Your goal –
Every record must be written out once more, with nothing added or omitted.

(Records contained in a dataset)
┄┄┄┄┄┄┄┄┄┄
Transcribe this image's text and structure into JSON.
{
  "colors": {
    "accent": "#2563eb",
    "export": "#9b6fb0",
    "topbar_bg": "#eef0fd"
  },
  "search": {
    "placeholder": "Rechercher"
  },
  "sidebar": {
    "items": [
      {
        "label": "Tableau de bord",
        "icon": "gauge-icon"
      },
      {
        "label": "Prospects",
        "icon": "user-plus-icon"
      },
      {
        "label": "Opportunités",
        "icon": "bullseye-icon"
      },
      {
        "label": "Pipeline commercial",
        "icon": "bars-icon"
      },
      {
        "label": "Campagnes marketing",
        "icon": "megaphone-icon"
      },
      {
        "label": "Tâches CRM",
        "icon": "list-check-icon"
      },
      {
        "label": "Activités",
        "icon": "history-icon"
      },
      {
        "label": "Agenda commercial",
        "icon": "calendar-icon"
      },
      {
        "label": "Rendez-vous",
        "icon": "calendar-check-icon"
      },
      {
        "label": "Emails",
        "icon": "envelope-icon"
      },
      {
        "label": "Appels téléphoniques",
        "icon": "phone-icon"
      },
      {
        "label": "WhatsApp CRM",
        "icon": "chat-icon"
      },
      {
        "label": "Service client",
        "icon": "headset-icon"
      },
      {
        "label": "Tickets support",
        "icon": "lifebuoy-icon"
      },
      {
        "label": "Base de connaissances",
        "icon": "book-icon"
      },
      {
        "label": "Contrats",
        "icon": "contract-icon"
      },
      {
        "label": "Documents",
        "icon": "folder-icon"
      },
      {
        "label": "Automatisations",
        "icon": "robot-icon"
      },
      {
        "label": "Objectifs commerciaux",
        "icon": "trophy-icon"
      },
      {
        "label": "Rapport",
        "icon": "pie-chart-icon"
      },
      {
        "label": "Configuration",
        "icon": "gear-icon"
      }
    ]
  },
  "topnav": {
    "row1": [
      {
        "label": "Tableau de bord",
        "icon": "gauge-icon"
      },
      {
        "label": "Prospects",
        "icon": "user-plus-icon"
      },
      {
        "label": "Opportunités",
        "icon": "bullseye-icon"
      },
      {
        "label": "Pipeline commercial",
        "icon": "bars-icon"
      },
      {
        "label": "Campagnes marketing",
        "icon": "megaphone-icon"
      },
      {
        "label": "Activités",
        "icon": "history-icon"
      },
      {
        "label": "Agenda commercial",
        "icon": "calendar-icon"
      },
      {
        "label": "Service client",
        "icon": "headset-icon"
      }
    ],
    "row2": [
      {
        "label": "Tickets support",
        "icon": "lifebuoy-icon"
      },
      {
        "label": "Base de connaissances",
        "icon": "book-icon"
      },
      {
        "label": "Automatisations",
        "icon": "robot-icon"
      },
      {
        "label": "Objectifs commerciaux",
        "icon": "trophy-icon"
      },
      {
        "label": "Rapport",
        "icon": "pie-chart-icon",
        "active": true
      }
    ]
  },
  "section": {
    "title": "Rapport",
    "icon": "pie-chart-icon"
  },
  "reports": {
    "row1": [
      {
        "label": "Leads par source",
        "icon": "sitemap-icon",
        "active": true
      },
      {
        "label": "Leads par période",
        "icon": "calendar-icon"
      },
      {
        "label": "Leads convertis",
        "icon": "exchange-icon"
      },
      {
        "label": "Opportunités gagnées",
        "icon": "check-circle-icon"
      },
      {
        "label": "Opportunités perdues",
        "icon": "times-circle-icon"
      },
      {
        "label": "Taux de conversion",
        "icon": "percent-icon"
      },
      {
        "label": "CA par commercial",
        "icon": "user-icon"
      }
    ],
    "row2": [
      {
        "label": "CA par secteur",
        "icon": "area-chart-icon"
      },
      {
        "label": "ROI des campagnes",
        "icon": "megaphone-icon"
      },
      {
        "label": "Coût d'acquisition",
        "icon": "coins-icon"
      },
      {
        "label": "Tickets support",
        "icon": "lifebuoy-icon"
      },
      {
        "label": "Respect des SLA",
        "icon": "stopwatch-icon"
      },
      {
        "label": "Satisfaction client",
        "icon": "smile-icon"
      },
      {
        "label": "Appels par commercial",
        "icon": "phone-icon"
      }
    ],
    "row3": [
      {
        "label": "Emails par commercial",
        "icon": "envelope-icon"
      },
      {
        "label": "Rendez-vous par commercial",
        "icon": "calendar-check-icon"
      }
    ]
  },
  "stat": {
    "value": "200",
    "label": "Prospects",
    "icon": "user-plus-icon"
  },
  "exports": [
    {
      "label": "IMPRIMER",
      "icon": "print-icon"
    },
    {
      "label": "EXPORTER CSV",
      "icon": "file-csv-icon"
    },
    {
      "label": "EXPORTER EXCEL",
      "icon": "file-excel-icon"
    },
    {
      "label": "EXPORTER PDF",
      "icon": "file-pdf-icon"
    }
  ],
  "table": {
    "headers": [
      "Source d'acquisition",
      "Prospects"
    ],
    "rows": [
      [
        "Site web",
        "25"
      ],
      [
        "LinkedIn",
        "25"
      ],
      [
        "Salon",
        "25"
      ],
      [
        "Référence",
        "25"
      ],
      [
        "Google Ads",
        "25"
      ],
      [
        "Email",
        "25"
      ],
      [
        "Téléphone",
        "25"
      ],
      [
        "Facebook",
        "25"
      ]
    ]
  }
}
┄┄┄┄┄┄┄┄┄┄
Written response –
Transcribe this image's text and structure into JSON.
{
  "colors": {
    "accent": "#2563eb",
    "export": "#9b6fb0",
    "topbar_bg": "#eef0fd"
  },
  "search": {
    "placeholder": "Rechercher"
  },
  "sidebar": {
    "items": [
      {
        "label": "Tableau de bord",
        "icon": "gauge-icon"
      },
      {
        "label": "Prospects",
        "icon": "user-plus-icon"
      },
      {
        "label": "Opportunités",
        "icon": "bullseye-icon"
      },
      {
        "label": "Pipeline commercial",
        "icon": "bars-icon"
      },
      {
        "label": "Campagnes marketing",
        "icon": "megaphone-icon"
      },
      {
        "label": "Tâches CRM",
        "icon": "list-check-icon"
      },
      {
        "label": "Activités",
        "icon": "history-icon"
      },
      {
        "label": "Agenda commercial",
        "icon": "calendar-icon"
      },
      {
        "label": "Rendez-vous",
        "icon": "calendar-check-icon"
      },
      {
        "label": "Emails",
        "icon": "envelope-icon"
      },
      {
        "label": "Appels téléphoniques",
        "icon": "phone-icon"
      },
      {
        "label": "WhatsApp CRM",
        "icon": "chat-icon"
      },
      {
        "label": "Service client",
        "icon": "headset-icon"
      },
      {
        "label": "Tickets support",
        "icon": "lifebuoy-icon"
      },
      {
        "label": "Base de connaissances",
        "icon": "book-icon"
      },
      {
        "label": "Contrats",
        "icon": "contract-icon"
      },
      {
        "label": "Documents",
        "icon": "folder-icon"
      },
      {
        "label": "Automatisations",
        "icon": "robot-icon"
      },
      {
        "label": "Objectifs commerciaux",
        "icon": "trophy-icon"
      },
      {
        "label": "Rapport",
        "icon": "pie-chart-icon"
      },
      {
        "label": "Configuration",
        "icon": "gear-icon"
      }
    ]
  },
  "topnav": {
    "row1": [
      {
        "label": "Tableau de bord",
        "icon": "gauge-icon"
      },
      {
        "label": "Prospects",
        "icon": "user-plus-icon"
      },
      {
        "label": "Opportunités",
        "icon": "bullseye-icon"
      },
      {
        "label": "Pipeline commercial",
        "icon": "bars-icon"
      },
      {
        "label": "Campagnes marketing",
        "icon": "megaphone-icon"
      },
      {
        "label": "Activités",
        "icon": "history-icon"
      },
      {
        "label": "Agenda commercial",
        "icon": "calendar-icon"
      },
      {
        "label": "Service client",
        "icon": "headset-icon"
      }
    ],
    "row2": [
      {
        "label": "Tickets support",
        "icon": "lifebuoy-icon"
      },
      {
        "label": "Base de connaissances",
        "icon": "book-icon"
      },
      {
        "label": "Automatisations",
        "icon": "robot-icon"
      },
      {
        "label": "Objectifs commerciaux",
        "icon": "trophy-icon"
      },
      {
        "label": "Rapport",
        "icon": "pie-chart-icon",
        "active": true
      }
    ]
  },
  "section": {
    "title": "Rapport",
    "icon": "pie-chart-icon"
  },
  "reports": {
    "row1": [
      {
        "label": "Leads par source",
        "icon": "sitemap-icon",
        "active": true
      },
      {
        "label": "Leads par période",
        "icon": "calendar-icon"
      },
      {
        "label": "Leads convertis",
        "icon": "exchange-icon"
      },
      {
        "label": "Opportunités gagnées",
        "icon": "check-circle-icon"
      },
      {
        "label": "Opportunités perdues",
        "icon": "times-circle-icon"
      },
      {
        "label": "Taux de conversion",
        "icon": "percent-icon"
      },
      {
        "label": "CA par commercial",
        "icon": "user-icon"
      }
    ],
    "row2": [
      {
        "label": "CA par secteur",
        "icon": "area-chart-icon"
      },
      {
        "label": "ROI des campagnes",
        "icon": "megaphone-icon"
      },
      {
        "label": "Coût d'acquisition",
        "icon": "coins-icon"
      },
      {
        "label": "Tickets support",
        "icon": "lifebuoy-icon"
      },
      {
        "label": "Respect des SLA",
        "icon": "stopwatch-icon"
      },
      {
        "label": "Satisfaction client",
        "icon": "smile-icon"
      },
      {
        "label": "Appels par commercial",
        "icon": "phone-icon"
      }
    ],
    "row3": [
      {
        "label": "Emails par commercial",
        "icon": "envelope-icon"
      },
      {
        "label": "Rendez-vous par commercial",
        "icon": "calendar-check-icon"
      }
    ]
  },
  "stat": {
    "value": "200",
    "label": "Prospects",
    "icon": "user-plus-icon"
  },
  "exports": [
    {
      "label": "IMPRIMER",
      "icon": "print-icon"
    },
    {
      "label": "EXPORTER CSV",
      "icon": "file-csv-icon"
    },
    {
      "label": "EXPORTER EXCEL",
      "icon": "file-excel-icon"
    },
    {
      "label": "EXPORTER PDF",
      "icon": "file-pdf-icon"
    }
  ],
  "table": {
    "headers": [
      "Source d'acquisition",
      "Prospects"
    ],
    "rows": [
      [
        "Site web",
        "25"
      ],
      [
        "LinkedIn",
        "25"
      ],
      [
        "Salon",
        "25"
      ],
      [
        "Référence",
        "25"
      ],
      [
        "Google Ads",
        "25"
      ],
      [
        "Email",
        "25"
      ],
      [
        "Téléphone",
        "25"
      ],
      [
        "Facebook",
        "25"
      ]
    ]
  }
}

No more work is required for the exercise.